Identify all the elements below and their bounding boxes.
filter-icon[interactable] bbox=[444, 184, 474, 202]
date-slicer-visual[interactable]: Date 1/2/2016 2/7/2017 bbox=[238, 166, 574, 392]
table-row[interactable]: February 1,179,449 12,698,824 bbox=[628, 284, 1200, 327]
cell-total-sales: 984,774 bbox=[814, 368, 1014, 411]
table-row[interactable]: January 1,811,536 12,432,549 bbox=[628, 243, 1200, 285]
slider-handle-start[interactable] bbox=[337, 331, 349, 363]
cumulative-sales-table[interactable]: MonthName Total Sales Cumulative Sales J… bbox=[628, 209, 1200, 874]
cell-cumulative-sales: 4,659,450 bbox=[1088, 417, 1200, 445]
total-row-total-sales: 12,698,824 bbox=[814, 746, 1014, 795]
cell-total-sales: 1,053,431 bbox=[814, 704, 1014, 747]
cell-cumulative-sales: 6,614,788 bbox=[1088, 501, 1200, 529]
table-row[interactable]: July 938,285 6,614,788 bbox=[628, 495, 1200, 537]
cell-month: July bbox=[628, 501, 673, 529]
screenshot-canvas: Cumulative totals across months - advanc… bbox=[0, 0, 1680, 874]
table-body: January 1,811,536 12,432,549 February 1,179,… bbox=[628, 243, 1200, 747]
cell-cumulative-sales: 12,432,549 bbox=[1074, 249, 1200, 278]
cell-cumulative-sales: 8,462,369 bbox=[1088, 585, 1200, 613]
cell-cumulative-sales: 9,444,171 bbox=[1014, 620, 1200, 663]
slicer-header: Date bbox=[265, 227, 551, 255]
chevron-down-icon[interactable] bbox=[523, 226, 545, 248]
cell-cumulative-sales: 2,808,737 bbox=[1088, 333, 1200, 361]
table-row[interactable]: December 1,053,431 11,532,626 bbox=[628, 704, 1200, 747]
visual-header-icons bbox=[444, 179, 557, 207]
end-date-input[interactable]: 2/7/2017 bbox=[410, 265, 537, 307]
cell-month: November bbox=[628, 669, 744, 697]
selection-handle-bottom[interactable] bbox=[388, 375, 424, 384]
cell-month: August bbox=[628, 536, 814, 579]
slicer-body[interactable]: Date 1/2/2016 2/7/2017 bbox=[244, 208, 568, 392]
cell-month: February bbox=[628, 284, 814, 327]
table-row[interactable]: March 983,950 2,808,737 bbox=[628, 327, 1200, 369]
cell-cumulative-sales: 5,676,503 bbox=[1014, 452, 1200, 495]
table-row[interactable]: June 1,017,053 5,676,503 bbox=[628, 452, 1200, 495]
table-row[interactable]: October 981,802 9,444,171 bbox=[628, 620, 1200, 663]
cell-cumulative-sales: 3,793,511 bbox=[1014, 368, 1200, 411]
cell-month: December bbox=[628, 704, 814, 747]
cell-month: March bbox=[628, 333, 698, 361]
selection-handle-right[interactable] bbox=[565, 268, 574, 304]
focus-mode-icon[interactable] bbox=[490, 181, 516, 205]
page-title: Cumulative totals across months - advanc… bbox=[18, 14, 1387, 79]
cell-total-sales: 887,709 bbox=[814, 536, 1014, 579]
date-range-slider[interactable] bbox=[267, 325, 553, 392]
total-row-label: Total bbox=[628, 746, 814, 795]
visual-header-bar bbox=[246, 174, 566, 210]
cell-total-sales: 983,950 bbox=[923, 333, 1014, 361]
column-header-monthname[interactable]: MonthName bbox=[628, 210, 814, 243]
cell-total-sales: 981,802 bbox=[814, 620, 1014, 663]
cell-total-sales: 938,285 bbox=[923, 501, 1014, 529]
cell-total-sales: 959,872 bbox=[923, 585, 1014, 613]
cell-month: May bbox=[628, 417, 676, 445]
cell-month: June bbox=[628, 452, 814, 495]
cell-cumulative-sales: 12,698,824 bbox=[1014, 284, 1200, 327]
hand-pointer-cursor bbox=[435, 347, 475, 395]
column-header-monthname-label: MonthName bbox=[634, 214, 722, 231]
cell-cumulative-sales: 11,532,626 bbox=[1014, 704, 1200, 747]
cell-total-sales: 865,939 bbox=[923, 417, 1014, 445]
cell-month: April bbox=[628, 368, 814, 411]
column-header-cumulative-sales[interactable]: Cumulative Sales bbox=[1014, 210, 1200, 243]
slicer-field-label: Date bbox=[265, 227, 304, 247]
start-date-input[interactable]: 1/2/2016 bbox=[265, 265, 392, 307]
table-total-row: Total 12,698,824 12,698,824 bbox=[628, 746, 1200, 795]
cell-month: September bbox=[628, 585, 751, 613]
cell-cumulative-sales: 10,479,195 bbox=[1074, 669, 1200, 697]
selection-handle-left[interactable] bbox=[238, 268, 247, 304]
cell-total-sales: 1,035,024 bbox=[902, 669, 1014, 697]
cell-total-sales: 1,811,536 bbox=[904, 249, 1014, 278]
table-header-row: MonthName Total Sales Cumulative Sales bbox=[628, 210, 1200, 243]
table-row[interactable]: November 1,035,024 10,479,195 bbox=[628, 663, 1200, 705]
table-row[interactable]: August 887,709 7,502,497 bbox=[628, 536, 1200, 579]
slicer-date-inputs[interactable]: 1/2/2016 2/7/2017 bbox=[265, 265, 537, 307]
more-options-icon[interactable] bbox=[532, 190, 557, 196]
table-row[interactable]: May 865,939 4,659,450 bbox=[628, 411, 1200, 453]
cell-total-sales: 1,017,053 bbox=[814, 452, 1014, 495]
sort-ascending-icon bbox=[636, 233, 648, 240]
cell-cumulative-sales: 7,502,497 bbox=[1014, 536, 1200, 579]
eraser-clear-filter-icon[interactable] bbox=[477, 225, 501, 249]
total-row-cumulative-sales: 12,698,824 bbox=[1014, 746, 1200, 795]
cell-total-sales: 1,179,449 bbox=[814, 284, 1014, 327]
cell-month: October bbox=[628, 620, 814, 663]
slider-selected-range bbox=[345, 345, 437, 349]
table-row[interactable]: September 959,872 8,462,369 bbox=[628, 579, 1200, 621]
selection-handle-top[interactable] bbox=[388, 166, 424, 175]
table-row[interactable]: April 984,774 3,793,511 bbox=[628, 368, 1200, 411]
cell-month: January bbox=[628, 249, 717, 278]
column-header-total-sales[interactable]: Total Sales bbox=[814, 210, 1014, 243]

*WRITTEN PROBLEM*. Please repeat the stretch of material from its start through the line containing "date-slicer-visual[interactable]: Date 1/2/2016", swapping "bounding boxes" for "enclosing boxes" and keeping everything else unchanged.

*RESPONSE*.
Identify all the elements below and their enclosing boxes.
filter-icon[interactable] bbox=[444, 184, 474, 202]
date-slicer-visual[interactable]: Date 1/2/2016 2/7/2017 bbox=[238, 166, 574, 392]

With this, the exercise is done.